Wherever a line in the data below holds "xlabel", copy that line.
↓↓↓
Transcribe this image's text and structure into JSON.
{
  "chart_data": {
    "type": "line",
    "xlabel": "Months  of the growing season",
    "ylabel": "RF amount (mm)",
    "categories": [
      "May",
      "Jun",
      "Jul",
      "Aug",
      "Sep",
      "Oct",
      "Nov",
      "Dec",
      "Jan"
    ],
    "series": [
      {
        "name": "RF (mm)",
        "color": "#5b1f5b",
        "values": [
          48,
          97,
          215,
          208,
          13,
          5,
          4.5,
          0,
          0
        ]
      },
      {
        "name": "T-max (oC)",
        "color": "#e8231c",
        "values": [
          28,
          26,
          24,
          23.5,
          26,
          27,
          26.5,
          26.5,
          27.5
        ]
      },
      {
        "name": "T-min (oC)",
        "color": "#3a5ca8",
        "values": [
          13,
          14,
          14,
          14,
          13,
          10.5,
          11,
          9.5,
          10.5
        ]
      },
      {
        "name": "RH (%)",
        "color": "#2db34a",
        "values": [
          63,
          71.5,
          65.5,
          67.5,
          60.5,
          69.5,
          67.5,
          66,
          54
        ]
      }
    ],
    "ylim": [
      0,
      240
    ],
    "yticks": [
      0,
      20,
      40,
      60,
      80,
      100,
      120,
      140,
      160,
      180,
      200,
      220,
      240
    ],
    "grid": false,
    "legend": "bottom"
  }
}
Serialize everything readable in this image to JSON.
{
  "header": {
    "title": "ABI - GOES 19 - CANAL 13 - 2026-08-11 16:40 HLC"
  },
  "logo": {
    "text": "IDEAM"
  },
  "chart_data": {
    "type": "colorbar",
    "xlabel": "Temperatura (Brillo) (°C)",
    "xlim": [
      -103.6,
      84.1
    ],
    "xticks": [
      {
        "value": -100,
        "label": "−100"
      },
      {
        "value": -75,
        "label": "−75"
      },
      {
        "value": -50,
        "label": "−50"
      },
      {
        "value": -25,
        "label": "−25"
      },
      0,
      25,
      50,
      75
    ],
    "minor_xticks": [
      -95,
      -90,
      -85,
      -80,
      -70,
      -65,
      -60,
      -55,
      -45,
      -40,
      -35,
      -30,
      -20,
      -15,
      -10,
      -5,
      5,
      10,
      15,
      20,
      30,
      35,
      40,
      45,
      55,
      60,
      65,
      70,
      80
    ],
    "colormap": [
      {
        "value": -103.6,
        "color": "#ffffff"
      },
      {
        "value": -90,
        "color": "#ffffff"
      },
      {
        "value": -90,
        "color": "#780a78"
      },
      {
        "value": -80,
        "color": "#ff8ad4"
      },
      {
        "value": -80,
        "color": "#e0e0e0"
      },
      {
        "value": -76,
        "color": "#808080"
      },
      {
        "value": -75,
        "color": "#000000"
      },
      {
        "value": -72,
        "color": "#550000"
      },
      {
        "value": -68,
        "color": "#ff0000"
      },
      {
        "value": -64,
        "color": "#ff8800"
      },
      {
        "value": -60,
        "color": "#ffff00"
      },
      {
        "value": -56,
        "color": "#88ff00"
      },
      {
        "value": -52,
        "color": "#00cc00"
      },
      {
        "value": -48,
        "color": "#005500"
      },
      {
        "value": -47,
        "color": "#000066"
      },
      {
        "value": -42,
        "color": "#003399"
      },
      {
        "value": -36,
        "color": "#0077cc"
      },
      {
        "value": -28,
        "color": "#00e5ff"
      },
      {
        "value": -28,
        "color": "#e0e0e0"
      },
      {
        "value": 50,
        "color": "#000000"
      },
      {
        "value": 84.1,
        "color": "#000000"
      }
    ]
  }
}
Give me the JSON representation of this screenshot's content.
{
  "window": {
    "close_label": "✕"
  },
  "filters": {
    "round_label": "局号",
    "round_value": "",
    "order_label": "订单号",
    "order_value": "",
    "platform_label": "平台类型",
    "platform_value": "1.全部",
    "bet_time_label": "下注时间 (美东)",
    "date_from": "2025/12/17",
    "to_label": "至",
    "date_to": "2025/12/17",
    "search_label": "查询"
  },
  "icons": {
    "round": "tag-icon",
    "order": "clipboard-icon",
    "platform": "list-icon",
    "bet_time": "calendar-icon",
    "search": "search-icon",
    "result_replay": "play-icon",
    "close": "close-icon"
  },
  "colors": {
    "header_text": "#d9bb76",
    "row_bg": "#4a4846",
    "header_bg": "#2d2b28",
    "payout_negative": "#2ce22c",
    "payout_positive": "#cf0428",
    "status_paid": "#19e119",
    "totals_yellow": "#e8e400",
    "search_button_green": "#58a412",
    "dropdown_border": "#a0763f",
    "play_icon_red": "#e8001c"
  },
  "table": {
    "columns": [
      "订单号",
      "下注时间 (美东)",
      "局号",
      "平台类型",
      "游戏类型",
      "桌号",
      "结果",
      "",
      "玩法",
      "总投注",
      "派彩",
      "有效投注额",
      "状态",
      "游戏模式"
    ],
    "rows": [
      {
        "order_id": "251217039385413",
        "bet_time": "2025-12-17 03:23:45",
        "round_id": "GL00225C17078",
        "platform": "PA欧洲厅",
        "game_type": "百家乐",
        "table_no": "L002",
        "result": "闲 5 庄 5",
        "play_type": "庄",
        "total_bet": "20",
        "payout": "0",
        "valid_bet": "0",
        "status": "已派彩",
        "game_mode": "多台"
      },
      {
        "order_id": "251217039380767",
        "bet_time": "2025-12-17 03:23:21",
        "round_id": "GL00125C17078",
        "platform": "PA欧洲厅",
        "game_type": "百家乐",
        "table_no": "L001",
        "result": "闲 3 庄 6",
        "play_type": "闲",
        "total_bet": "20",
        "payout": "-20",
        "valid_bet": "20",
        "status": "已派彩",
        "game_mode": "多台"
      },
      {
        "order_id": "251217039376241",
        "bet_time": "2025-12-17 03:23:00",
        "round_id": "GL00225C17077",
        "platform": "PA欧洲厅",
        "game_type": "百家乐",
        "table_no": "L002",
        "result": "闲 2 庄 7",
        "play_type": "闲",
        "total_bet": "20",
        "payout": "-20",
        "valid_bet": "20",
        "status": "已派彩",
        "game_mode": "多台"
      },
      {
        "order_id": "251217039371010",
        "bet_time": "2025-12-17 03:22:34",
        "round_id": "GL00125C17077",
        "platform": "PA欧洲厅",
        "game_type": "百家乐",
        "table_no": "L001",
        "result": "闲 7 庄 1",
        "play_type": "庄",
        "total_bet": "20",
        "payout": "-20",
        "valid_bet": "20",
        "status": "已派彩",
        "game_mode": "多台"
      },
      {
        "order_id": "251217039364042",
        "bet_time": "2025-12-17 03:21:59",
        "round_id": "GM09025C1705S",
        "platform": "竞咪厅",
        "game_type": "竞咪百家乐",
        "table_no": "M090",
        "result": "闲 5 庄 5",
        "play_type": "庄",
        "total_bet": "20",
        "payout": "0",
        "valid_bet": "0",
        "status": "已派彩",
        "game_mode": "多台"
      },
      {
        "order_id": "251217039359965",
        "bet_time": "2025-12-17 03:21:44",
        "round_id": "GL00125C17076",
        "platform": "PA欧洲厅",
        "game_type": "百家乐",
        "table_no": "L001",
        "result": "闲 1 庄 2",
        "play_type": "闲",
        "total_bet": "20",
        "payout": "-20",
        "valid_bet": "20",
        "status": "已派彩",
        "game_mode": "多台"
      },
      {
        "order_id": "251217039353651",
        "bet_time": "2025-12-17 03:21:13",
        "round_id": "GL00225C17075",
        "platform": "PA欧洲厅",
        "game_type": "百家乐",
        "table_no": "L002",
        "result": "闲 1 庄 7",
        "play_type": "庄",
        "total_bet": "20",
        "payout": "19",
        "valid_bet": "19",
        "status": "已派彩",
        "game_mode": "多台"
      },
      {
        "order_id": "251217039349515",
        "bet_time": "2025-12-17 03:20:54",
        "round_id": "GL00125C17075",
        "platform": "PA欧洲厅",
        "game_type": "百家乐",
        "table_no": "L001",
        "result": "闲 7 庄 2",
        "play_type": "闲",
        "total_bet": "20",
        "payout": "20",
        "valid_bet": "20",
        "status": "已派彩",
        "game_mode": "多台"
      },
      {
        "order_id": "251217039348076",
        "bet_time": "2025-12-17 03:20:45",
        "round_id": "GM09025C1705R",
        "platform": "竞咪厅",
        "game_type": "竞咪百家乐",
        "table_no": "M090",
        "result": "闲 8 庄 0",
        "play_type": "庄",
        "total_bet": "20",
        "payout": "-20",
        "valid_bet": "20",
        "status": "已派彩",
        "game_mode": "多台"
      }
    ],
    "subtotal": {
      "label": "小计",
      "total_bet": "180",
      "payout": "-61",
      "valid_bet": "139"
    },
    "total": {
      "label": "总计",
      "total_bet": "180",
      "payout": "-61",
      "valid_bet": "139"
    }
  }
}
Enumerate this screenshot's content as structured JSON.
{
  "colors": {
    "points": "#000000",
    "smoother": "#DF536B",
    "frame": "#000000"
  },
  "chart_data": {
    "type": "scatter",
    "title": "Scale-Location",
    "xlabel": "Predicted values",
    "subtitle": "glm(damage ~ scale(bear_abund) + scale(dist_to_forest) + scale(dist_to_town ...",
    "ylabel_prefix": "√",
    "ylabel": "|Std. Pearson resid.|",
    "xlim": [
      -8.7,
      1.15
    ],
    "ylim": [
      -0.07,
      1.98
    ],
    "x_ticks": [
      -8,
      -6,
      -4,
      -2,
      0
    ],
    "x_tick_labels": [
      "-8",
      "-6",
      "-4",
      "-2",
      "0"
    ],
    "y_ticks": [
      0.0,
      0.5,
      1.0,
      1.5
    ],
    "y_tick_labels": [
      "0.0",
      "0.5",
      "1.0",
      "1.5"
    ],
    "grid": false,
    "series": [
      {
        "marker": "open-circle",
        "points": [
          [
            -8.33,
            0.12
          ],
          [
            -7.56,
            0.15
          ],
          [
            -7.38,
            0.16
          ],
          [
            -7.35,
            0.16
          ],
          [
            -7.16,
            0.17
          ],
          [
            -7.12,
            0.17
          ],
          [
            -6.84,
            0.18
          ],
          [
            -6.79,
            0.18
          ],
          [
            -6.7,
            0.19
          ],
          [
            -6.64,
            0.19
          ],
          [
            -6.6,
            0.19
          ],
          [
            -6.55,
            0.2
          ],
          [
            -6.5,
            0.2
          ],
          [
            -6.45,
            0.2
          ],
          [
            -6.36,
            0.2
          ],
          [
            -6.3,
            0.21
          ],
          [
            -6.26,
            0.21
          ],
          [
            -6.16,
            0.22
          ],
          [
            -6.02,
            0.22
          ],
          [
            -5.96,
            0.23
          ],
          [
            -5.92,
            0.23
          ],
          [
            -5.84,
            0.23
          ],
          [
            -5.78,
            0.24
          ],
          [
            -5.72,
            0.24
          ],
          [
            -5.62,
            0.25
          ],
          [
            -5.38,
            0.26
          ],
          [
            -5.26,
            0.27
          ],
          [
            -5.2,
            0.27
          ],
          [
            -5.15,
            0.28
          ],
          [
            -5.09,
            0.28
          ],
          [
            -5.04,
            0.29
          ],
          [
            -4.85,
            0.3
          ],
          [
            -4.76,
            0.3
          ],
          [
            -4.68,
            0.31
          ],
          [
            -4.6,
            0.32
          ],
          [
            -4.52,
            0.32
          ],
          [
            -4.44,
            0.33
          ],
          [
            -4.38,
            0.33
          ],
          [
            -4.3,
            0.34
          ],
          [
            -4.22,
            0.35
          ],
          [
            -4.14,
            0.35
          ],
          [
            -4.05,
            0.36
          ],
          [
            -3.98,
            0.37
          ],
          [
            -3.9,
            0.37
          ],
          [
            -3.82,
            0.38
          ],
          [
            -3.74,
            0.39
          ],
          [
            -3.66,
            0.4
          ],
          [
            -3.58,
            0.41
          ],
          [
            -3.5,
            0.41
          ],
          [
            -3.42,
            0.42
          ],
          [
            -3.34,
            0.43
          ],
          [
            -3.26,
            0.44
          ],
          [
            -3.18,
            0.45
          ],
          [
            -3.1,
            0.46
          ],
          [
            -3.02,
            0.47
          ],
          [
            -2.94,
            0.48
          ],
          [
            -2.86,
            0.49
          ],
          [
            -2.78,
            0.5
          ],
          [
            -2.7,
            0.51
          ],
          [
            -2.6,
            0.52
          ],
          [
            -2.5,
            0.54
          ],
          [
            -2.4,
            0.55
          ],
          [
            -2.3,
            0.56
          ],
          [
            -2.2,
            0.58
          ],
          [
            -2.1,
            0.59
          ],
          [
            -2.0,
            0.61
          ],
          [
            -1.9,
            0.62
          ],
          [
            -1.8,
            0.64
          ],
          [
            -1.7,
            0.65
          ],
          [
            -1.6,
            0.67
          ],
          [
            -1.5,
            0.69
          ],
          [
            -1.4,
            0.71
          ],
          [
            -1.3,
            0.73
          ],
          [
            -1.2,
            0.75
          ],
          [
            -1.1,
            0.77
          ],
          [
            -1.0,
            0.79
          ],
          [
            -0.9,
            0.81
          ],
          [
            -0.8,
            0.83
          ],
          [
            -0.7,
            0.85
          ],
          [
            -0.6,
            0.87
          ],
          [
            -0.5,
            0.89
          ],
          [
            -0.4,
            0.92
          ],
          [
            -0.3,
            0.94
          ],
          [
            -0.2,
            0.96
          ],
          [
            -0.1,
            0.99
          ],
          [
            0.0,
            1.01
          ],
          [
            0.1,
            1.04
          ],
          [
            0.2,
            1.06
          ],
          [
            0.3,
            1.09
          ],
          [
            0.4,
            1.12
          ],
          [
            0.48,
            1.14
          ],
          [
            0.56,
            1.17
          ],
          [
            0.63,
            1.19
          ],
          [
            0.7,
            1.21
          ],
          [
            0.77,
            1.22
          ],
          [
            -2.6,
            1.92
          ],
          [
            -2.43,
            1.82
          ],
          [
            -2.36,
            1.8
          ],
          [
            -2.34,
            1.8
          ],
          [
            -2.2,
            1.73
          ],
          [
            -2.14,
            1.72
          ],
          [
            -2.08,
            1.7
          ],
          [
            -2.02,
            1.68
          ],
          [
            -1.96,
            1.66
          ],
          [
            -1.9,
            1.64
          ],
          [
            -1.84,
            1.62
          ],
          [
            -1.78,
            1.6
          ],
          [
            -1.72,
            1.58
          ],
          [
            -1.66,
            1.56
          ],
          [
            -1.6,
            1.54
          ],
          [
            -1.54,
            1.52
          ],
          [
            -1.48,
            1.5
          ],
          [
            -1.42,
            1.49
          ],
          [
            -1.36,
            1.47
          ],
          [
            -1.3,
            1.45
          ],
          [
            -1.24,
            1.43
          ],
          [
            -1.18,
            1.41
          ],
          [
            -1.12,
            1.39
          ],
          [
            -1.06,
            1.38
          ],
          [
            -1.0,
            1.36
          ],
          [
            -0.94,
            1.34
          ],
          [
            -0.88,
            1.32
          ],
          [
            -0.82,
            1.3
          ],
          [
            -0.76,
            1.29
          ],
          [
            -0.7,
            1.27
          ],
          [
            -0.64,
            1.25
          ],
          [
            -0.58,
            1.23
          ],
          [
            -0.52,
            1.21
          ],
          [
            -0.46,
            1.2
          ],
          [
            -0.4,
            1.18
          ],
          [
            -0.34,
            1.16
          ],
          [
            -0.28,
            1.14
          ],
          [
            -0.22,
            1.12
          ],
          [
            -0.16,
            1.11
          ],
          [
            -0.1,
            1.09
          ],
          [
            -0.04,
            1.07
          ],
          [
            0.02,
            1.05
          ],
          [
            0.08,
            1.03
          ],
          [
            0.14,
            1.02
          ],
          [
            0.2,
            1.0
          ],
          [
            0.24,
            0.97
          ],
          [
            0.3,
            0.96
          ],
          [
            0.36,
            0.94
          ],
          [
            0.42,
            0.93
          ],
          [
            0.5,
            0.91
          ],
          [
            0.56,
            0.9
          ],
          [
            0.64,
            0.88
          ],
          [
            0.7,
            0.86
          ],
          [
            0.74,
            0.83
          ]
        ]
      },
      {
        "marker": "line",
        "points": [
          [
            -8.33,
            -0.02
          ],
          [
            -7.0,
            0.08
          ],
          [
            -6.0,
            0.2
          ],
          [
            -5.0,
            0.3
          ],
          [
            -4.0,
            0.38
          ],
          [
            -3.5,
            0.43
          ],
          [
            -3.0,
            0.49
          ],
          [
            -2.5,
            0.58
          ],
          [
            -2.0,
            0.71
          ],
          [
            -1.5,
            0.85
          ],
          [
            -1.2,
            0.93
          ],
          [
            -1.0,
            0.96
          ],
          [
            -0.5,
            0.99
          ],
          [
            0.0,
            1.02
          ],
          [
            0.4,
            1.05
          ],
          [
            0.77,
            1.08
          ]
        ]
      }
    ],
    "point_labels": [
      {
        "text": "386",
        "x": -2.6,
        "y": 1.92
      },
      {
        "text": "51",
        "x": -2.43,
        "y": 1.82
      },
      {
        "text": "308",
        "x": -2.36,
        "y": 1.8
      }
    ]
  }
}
↑↑↑
> _Completed exercise_
    "xlabel": "Months  of the growing season",
    "xlabel": "Temperatura (Brillo) (°C)",
    "xlabel": "Predicted values",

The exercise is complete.